### Description of the task
Copy every entry exactly.

(Records excerpted from a collection)
--- Start ---
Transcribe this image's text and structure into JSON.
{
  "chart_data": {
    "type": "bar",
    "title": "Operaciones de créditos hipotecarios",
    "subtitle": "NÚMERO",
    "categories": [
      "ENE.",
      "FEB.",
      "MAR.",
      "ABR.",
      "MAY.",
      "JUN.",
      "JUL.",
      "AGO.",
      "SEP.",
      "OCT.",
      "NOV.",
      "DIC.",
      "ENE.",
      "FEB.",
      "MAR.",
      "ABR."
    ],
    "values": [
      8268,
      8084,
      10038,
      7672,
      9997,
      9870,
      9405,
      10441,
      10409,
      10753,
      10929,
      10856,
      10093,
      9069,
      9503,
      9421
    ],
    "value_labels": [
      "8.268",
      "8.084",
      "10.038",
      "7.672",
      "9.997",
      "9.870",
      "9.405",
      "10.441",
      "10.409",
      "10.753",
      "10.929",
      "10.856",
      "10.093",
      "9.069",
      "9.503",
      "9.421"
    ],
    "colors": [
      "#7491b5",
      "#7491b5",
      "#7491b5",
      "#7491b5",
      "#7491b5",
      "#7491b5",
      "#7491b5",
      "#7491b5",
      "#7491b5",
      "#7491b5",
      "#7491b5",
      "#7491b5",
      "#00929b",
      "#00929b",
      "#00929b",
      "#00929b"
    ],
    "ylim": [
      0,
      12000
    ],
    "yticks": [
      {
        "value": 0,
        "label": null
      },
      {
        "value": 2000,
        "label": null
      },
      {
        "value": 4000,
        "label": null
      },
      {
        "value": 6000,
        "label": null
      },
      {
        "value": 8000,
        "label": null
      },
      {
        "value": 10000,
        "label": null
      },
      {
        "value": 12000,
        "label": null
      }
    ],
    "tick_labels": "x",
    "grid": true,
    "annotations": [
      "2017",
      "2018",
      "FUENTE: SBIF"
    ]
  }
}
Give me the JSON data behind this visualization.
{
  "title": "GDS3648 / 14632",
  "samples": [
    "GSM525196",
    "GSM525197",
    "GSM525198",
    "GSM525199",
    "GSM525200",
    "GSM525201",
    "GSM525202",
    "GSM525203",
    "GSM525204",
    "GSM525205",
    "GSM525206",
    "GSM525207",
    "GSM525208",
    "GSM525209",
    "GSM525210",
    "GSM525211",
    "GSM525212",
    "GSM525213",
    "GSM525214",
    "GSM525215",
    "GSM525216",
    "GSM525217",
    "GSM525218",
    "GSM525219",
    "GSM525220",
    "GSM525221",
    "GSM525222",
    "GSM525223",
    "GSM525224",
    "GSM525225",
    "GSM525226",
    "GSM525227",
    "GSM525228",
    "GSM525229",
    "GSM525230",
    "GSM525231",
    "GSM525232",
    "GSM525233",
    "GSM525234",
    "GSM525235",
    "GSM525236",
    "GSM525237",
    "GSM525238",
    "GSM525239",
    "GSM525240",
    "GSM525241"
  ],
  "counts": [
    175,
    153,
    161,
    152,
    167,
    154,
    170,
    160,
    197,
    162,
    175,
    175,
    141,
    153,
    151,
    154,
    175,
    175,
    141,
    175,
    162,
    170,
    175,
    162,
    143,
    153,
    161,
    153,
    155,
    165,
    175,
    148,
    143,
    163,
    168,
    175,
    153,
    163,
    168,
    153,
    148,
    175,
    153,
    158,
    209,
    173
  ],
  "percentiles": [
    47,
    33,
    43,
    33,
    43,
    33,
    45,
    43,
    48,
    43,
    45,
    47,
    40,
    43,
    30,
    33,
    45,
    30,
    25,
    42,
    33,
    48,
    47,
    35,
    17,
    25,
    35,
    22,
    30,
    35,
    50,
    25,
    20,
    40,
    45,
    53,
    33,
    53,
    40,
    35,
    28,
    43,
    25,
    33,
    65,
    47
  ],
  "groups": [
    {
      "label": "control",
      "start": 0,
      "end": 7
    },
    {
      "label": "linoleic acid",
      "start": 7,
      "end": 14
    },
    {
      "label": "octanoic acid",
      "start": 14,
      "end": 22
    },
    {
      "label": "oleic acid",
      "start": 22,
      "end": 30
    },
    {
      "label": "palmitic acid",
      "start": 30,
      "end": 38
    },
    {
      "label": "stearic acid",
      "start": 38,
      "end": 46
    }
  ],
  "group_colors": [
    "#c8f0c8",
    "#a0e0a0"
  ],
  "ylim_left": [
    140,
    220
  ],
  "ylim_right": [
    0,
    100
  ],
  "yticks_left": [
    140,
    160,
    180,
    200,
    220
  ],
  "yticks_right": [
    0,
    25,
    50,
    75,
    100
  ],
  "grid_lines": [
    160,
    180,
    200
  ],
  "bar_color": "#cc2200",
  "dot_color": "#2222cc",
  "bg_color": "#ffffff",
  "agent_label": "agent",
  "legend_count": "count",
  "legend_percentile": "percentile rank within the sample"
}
--- End ---
### Solution for this task
Transcribe this image's text and structure into JSON.
{
  "chart_data": {
    "type": "bar",
    "title": "Operaciones de créditos hipotecarios",
    "subtitle": "NÚMERO",
    "categories": [
      "ENE.",
      "FEB.",
      "MAR.",
      "ABR.",
      "MAY.",
      "JUN.",
      "JUL.",
      "AGO.",
      "SEP.",
      "OCT.",
      "NOV.",
      "DIC.",
      "ENE.",
      "FEB.",
      "MAR.",
      "ABR."
    ],
    "values": [
      8268,
      8084,
      10038,
      7672,
      9997,
      9870,
      9405,
      10441,
      10409,
      10753,
      10929,
      10856,
      10093,
      9069,
      9503,
      9421
    ],
    "value_labels": [
      "8.268",
      "8.084",
      "10.038",
      "7.672",
      "9.997",
      "9.870",
      "9.405",
      "10.441",
      "10.409",
      "10.753",
      "10.929",
      "10.856",
      "10.093",
      "9.069",
      "9.503",
      "9.421"
    ],
    "colors": [
      "#7491b5",
      "#7491b5",
      "#7491b5",
      "#7491b5",
      "#7491b5",
      "#7491b5",
      "#7491b5",
      "#7491b5",
      "#7491b5",
      "#7491b5",
      "#7491b5",
      "#7491b5",
      "#00929b",
      "#00929b",
      "#00929b",
      "#00929b"
    ],
    "ylim": [
      0,
      12000
    ],
    "yticks": [
      {
        "value": 0,
        "label": null
      },
      {
        "value": 2000,
        "label": null
      },
      {
        "value": 4000,
        "label": null
      },
      {
        "value": 6000,
        "label": null
      },
      {
        "value": 8000,
        "label": null
      },
      {
        "value": 10000,
        "label": null
      },
      {
        "value": 12000,
        "label": null
      }
    ],
    "tick_labels": "x",
    "grid": true,
    "annotations": [
      "2017",
      "2018",
      "FUENTE: SBIF"
    ]
  }
}
Give me the JSON data behind this visualization.
{
  "title": "GDS3648 / 14632",
  "samples": [
    "GSM525196",
    "GSM525197",
    "GSM525198",
    "GSM525199",
    "GSM525200",
    "GSM525201",
    "GSM525202",
    "GSM525203",
    "GSM525204",
    "GSM525205",
    "GSM525206",
    "GSM525207",
    "GSM525208",
    "GSM525209",
    "GSM525210",
    "GSM525211",
    "GSM525212",
    "GSM525213",
    "GSM525214",
    "GSM525215",
    "GSM525216",
    "GSM525217",
    "GSM525218",
    "GSM525219",
    "GSM525220",
    "GSM525221",
    "GSM525222",
    "GSM525223",
    "GSM525224",
    "GSM525225",
    "GSM525226",
    "GSM525227",
    "GSM525228",
    "GSM525229",
    "GSM525230",
    "GSM525231",
    "GSM525232",
    "GSM525233",
    "GSM525234",
    "GSM525235",
    "GSM525236",
    "GSM525237",
    "GSM525238",
    "GSM525239",
    "GSM525240",
    "GSM525241"
  ],
  "counts": [
    175,
    153,
    161,
    152,
    167,
    154,
    170,
    160,
    197,
    162,
    175,
    175,
    141,
    153,
    151,
    154,
    175,
    175,
    141,
    175,
    162,
    170,
    175,
    162,
    143,
    153,
    161,
    153,
    155,
    165,
    175,
    148,
    143,
    163,
    168,
    175,
    153,
    163,
    168,
    153,
    148,
    175,
    153,
    158,
    209,
    173
  ],
  "percentiles": [
    47,
    33,
    43,
    33,
    43,
    33,
    45,
    43,
    48,
    43,
    45,
    47,
    40,
    43,
    30,
    33,
    45,
    30,
    25,
    42,
    33,
    48,
    47,
    35,
    17,
    25,
    35,
    22,
    30,
    35,
    50,
    25,
    20,
    40,
    45,
    53,
    33,
    53,
    40,
    35,
    28,
    43,
    25,
    33,
    65,
    47
  ],
  "groups": [
    {
      "label": "control",
      "start": 0,
      "end": 7
    },
    {
      "label": "linoleic acid",
      "start": 7,
      "end": 14
    },
    {
      "label": "octanoic acid",
      "start": 14,
      "end": 22
    },
    {
      "label": "oleic acid",
      "start": 22,
      "end": 30
    },
    {
      "label": "palmitic acid",
      "start": 30,
      "end": 38
    },
    {
      "label": "stearic acid",
      "start": 38,
      "end": 46
    }
  ],
  "group_colors": [
    "#c8f0c8",
    "#a0e0a0"
  ],
  "ylim_left": [
    140,
    220
  ],
  "ylim_right": [
    0,
    100
  ],
  "yticks_left": [
    140,
    160,
    180,
    200,
    220
  ],
  "yticks_right": [
    0,
    25,
    50,
    75,
    100
  ],
  "grid_lines": [
    160,
    180,
    200
  ],
  "bar_color": "#cc2200",
  "dot_color": "#2222cc",
  "bg_color": "#ffffff",
  "agent_label": "agent",
  "legend_count": "count",
  "legend_percentile": "percentile rank within the sample"
}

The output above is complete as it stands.